Exercise objective: According to the introduction on age and source factors in second language acquisition, what two things do Chinese speakers who reach native-like English fluency tend to share?

Page extract:
1. Introduction: Age and Source Factors in Second Language Acquisition

China is a country that is rapidly adopting English language instruction into its school and universities. However the ever-increasing numbers of Chinese people being exposed to English as a foreign language are attaining varying degrees of success. Although many achieve a high command of written vocabulary and grammar, most are unable to achieve native-like fluency in speaking and listening. The accents of Chinese Mandarin speakers trying to speak English can be traced to two factors. Those individuals who do achieve native-like fluency all tend to share an early age of exposure; and an extended exposure to the speech of native speakers of English.

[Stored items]

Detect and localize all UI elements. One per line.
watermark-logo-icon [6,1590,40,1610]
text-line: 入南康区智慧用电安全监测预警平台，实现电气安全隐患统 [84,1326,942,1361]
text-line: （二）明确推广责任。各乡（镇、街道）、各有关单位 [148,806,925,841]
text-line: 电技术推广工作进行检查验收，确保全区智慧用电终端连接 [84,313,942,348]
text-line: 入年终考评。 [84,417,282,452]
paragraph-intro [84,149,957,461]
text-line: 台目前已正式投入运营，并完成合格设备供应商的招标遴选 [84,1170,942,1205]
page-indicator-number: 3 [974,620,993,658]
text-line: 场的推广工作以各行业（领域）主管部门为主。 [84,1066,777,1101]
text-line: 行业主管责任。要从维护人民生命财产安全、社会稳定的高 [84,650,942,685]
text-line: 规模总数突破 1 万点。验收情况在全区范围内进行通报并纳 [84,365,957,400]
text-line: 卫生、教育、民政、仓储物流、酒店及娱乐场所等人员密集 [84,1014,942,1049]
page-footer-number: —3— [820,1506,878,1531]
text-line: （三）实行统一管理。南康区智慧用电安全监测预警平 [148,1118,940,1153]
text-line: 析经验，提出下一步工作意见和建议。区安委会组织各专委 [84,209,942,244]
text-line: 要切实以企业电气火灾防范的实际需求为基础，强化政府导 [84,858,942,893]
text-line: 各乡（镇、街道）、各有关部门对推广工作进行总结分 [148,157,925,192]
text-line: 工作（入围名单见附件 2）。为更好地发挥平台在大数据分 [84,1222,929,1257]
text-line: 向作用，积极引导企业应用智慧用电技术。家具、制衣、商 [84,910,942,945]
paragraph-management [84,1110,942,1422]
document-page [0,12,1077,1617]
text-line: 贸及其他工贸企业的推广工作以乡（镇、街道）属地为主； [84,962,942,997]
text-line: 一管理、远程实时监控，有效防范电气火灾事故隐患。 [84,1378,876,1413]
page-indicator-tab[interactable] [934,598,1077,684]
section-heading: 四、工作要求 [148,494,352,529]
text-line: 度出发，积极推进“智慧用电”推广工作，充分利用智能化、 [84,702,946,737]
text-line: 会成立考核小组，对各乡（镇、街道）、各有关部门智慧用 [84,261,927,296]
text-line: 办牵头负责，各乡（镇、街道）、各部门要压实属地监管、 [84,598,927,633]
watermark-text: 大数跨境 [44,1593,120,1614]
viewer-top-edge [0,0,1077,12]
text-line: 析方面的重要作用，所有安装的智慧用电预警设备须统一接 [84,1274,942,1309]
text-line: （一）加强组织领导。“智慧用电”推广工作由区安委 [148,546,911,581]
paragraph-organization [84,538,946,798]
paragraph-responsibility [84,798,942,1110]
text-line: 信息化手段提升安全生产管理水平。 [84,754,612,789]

Your solution: An early age of exposure and an extended exposure to the speech of native speakers of English.